The year 2018 [was] the 170th anniversary of the publication of the Manifesto of the Communist Party. That was the original title, and for a good reason. Marx and Engels envisioned the working-class, at some point in its political development, of forming or being a part of a working-class political party advocating and working for a communist society. It is also the 200th anniversary of the birth of Karl Marx, the Manifesto’s chief author. Co-authored with Frederich Engels, the Communist Manifesto revealed and explained the laws of earth-shaking political and economic change and inspired revolutionary political movements that broke down walls of oppression that had stood for centuries. The Manifesto continues to do that today.
The first section, “Bourgeois (capitalists) and Proletarians (workers),” begins:
The (written) history of all hitherto existing society is the history of class struggles. Freeman and slave, patrician and plebian, lord and serf, guild-master and journeyman, in a word oppressor and oppressed, stood in constant opposition to one another, carried on an uninterrupted, now hidden, now open fight, a fight that each time ended, either in a revolutionary reconstitution of society at large, or in the ruin of the contending classes.
This was a revolutionary concept. Prior to the Communist Manifesto most social reformers and revolutionaries sought to “win over” all sections of the population to socialism by reason, through words and organizing, and some by the “reason” of the gun. Marx and Engels revealed that all class-divided societies contained inherent contradictions. As these societies developed through various stages, these contradictions became more pronounced, creating increasing conflict between the oppressors and the oppressed.

• Raw data:
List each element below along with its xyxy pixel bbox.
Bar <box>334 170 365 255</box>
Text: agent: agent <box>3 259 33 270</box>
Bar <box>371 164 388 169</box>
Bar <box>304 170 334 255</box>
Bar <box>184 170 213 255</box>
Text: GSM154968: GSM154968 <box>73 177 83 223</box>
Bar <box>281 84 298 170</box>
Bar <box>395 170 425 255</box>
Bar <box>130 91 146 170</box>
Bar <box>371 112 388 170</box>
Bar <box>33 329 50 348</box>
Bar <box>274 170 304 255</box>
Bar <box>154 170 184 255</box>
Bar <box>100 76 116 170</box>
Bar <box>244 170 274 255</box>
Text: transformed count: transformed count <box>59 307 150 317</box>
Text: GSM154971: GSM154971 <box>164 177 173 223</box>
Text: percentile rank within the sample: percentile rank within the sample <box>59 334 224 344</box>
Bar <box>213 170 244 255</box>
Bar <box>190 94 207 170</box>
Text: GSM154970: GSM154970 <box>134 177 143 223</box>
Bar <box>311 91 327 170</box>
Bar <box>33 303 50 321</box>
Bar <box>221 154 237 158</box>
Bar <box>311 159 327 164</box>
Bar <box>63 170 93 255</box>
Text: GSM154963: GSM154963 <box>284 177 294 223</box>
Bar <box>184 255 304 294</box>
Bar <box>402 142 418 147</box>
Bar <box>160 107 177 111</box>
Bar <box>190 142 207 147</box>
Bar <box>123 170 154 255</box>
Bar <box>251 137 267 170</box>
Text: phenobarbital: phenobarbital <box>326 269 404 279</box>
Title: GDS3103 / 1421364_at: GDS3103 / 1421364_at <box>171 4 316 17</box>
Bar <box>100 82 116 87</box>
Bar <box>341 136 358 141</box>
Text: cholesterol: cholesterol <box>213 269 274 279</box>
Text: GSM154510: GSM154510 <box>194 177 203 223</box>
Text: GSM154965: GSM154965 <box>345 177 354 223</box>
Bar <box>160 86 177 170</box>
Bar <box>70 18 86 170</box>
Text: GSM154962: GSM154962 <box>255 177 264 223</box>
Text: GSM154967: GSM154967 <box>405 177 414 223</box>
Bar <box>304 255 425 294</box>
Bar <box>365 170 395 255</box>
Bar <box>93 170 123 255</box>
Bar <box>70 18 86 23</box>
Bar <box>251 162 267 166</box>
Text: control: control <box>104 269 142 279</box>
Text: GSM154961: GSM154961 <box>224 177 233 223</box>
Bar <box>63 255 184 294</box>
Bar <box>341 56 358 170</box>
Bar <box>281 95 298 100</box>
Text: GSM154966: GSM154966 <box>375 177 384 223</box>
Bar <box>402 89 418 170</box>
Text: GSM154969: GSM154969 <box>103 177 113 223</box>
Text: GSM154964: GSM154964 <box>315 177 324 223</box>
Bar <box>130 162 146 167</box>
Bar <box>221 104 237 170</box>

• Task details: Print everything from "This was a revolutionary" down to "and the oppressed." in the passage above on the Communist Manifesto.

• Response below:
This was a revolutionary concept. Prior to the Communist Manifesto most social reformers and revolutionaries sought to “win over” all sections of the population to socialism by reason, through words and organizing, and some by the “reason” of the gun. Marx and Engels revealed that all class-divided societies contained inherent contradictions. As these societies developed through various stages, these contradictions became more pronounced, creating increasing conflict between the oppressors and the oppressed.